■ Exercise aim:
Transcribe the entries that follow, word for word.

Stored records
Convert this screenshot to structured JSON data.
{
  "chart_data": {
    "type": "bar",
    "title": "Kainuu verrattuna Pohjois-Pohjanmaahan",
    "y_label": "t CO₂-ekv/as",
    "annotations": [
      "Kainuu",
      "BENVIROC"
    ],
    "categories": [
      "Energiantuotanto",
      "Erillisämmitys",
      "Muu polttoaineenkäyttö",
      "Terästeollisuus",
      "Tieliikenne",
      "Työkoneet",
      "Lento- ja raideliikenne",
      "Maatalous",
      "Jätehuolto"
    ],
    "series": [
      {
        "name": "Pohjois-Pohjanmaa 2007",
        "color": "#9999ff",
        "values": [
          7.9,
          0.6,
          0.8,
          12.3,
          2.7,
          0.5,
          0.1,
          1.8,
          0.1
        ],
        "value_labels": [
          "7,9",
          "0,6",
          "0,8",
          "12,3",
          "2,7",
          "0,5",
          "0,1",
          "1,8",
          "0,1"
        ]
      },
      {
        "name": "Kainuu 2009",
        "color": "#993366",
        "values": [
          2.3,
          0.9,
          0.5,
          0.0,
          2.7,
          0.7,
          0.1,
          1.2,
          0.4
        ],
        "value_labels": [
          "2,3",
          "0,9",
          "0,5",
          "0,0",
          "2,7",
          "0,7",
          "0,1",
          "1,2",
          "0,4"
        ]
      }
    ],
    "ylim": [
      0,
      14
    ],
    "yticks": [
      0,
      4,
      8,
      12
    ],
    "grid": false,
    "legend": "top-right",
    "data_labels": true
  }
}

■ Response for this exercise:
Convert this screenshot to structured JSON data.
{
  "chart_data": {
    "type": "bar",
    "title": "Kainuu verrattuna Pohjois-Pohjanmaahan",
    "y_label": "t CO₂-ekv/as",
    "annotations": [
      "Kainuu",
      "BENVIROC"
    ],
    "categories": [
      "Energiantuotanto",
      "Erillisämmitys",
      "Muu polttoaineenkäyttö",
      "Terästeollisuus",
      "Tieliikenne",
      "Työkoneet",
      "Lento- ja raideliikenne",
      "Maatalous",
      "Jätehuolto"
    ],
    "series": [
      {
        "name": "Pohjois-Pohjanmaa 2007",
        "color": "#9999ff",
        "values": [
          7.9,
          0.6,
          0.8,
          12.3,
          2.7,
          0.5,
          0.1,
          1.8,
          0.1
        ],
        "value_labels": [
          "7,9",
          "0,6",
          "0,8",
          "12,3",
          "2,7",
          "0,5",
          "0,1",
          "1,8",
          "0,1"
        ]
      },
      {
        "name": "Kainuu 2009",
        "color": "#993366",
        "values": [
          2.3,
          0.9,
          0.5,
          0.0,
          2.7,
          0.7,
          0.1,
          1.2,
          0.4
        ],
        "value_labels": [
          "2,3",
          "0,9",
          "0,5",
          "0,0",
          "2,7",
          "0,7",
          "0,1",
          "1,2",
          "0,4"
        ]
      }
    ],
    "ylim": [
      0,
      14
    ],
    "yticks": [
      0,
      4,
      8,
      12
    ],
    "grid": false,
    "legend": "top-right",
    "data_labels": true
  }
}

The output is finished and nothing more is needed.